## Task prompt
Every record must be repeated exactly, with no omission.

## Given records
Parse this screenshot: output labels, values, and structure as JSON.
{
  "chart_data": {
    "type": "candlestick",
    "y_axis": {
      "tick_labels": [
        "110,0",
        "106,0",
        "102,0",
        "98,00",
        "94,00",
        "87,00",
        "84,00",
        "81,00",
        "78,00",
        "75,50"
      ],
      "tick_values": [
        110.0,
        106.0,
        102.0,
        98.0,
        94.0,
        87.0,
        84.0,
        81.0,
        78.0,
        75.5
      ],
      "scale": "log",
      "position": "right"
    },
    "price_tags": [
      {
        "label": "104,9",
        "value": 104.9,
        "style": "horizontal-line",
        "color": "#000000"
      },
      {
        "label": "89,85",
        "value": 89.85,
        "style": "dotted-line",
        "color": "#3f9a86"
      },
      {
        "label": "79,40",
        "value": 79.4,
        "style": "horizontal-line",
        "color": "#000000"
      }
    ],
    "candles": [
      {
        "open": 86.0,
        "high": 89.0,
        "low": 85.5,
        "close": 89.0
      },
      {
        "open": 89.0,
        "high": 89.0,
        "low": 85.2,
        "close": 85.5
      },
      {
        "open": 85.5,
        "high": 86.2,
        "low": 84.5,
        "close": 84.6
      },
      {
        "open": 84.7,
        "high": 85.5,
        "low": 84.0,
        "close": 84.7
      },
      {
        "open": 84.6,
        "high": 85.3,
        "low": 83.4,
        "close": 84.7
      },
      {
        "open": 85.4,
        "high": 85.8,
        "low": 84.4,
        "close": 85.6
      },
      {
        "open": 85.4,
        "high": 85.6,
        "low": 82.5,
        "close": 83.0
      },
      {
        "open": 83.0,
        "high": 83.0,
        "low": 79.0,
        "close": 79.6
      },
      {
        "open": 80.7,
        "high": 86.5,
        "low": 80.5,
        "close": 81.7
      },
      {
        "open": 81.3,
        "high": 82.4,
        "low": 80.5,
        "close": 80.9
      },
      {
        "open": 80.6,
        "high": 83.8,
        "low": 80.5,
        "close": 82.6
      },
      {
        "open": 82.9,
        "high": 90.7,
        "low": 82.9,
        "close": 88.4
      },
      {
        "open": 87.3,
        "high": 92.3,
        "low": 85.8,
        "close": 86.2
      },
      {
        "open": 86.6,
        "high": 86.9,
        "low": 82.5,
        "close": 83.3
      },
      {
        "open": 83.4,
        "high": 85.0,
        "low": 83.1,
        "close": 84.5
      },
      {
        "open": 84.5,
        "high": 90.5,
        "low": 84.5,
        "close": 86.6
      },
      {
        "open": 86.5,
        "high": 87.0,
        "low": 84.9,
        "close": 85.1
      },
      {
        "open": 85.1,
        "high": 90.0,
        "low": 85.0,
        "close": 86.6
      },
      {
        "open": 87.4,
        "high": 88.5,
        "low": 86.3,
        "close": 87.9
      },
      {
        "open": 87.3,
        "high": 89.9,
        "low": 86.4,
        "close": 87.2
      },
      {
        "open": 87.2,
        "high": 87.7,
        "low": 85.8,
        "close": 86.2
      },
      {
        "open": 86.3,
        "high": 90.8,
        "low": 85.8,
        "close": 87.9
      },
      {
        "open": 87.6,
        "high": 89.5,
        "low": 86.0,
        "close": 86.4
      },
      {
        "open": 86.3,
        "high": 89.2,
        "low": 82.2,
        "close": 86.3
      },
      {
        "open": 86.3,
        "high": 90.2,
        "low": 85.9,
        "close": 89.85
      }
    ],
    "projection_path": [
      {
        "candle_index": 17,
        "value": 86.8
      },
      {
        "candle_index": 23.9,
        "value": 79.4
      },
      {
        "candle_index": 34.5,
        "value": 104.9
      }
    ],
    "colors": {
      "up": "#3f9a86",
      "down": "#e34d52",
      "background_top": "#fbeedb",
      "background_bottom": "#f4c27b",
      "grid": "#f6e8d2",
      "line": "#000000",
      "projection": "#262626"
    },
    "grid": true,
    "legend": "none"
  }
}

## Correct answer
Parse this screenshot: output labels, values, and structure as JSON.
{
  "chart_data": {
    "type": "candlestick",
    "y_axis": {
      "tick_labels": [
        "110,0",
        "106,0",
        "102,0",
        "98,00",
        "94,00",
        "87,00",
        "84,00",
        "81,00",
        "78,00",
        "75,50"
      ],
      "tick_values": [
        110.0,
        106.0,
        102.0,
        98.0,
        94.0,
        87.0,
        84.0,
        81.0,
        78.0,
        75.5
      ],
      "scale": "log",
      "position": "right"
    },
    "price_tags": [
      {
        "label": "104,9",
        "value": 104.9,
        "style": "horizontal-line",
        "color": "#000000"
      },
      {
        "label": "89,85",
        "value": 89.85,
        "style": "dotted-line",
        "color": "#3f9a86"
      },
      {
        "label": "79,40",
        "value": 79.4,
        "style": "horizontal-line",
        "color": "#000000"
      }
    ],
    "candles": [
      {
        "open": 86.0,
        "high": 89.0,
        "low": 85.5,
        "close": 89.0
      },
      {
        "open": 89.0,
        "high": 89.0,
        "low": 85.2,
        "close": 85.5
      },
      {
        "open": 85.5,
        "high": 86.2,
        "low": 84.5,
        "close": 84.6
      },
      {
        "open": 84.7,
        "high": 85.5,
        "low": 84.0,
        "close": 84.7
      },
      {
        "open": 84.6,
        "high": 85.3,
        "low": 83.4,
        "close": 84.7
      },
      {
        "open": 85.4,
        "high": 85.8,
        "low": 84.4,
        "close": 85.6
      },
      {
        "open": 85.4,
        "high": 85.6,
        "low": 82.5,
        "close": 83.0
      },
      {
        "open": 83.0,
        "high": 83.0,
        "low": 79.0,
        "close": 79.6
      },
      {
        "open": 80.7,
        "high": 86.5,
        "low": 80.5,
        "close": 81.7
      },
      {
        "open": 81.3,
        "high": 82.4,
        "low": 80.5,
        "close": 80.9
      },
      {
        "open": 80.6,
        "high": 83.8,
        "low": 80.5,
        "close": 82.6
      },
      {
        "open": 82.9,
        "high": 90.7,
        "low": 82.9,
        "close": 88.4
      },
      {
        "open": 87.3,
        "high": 92.3,
        "low": 85.8,
        "close": 86.2
      },
      {
        "open": 86.6,
        "high": 86.9,
        "low": 82.5,
        "close": 83.3
      },
      {
        "open": 83.4,
        "high": 85.0,
        "low": 83.1,
        "close": 84.5
      },
      {
        "open": 84.5,
        "high": 90.5,
        "low": 84.5,
        "close": 86.6
      },
      {
        "open": 86.5,
        "high": 87.0,
        "low": 84.9,
        "close": 85.1
      },
      {
        "open": 85.1,
        "high": 90.0,
        "low": 85.0,
        "close": 86.6
      },
      {
        "open": 87.4,
        "high": 88.5,
        "low": 86.3,
        "close": 87.9
      },
      {
        "open": 87.3,
        "high": 89.9,
        "low": 86.4,
        "close": 87.2
      },
      {
        "open": 87.2,
        "high": 87.7,
        "low": 85.8,
        "close": 86.2
      },
      {
        "open": 86.3,
        "high": 90.8,
        "low": 85.8,
        "close": 87.9
      },
      {
        "open": 87.6,
        "high": 89.5,
        "low": 86.0,
        "close": 86.4
      },
      {
        "open": 86.3,
        "high": 89.2,
        "low": 82.2,
        "close": 86.3
      },
      {
        "open": 86.3,
        "high": 90.2,
        "low": 85.9,
        "close": 89.85
      }
    ],
    "projection_path": [
      {
        "candle_index": 17,
        "value": 86.8
      },
      {
        "candle_index": 23.9,
        "value": 79.4
      },
      {
        "candle_index": 34.5,
        "value": 104.9
      }
    ],
    "colors": {
      "up": "#3f9a86",
      "down": "#e34d52",
      "background_top": "#fbeedb",
      "background_bottom": "#f4c27b",
      "grid": "#f6e8d2",
      "line": "#000000",
      "projection": "#262626"
    },
    "grid": true,
    "legend": "none"
  }
}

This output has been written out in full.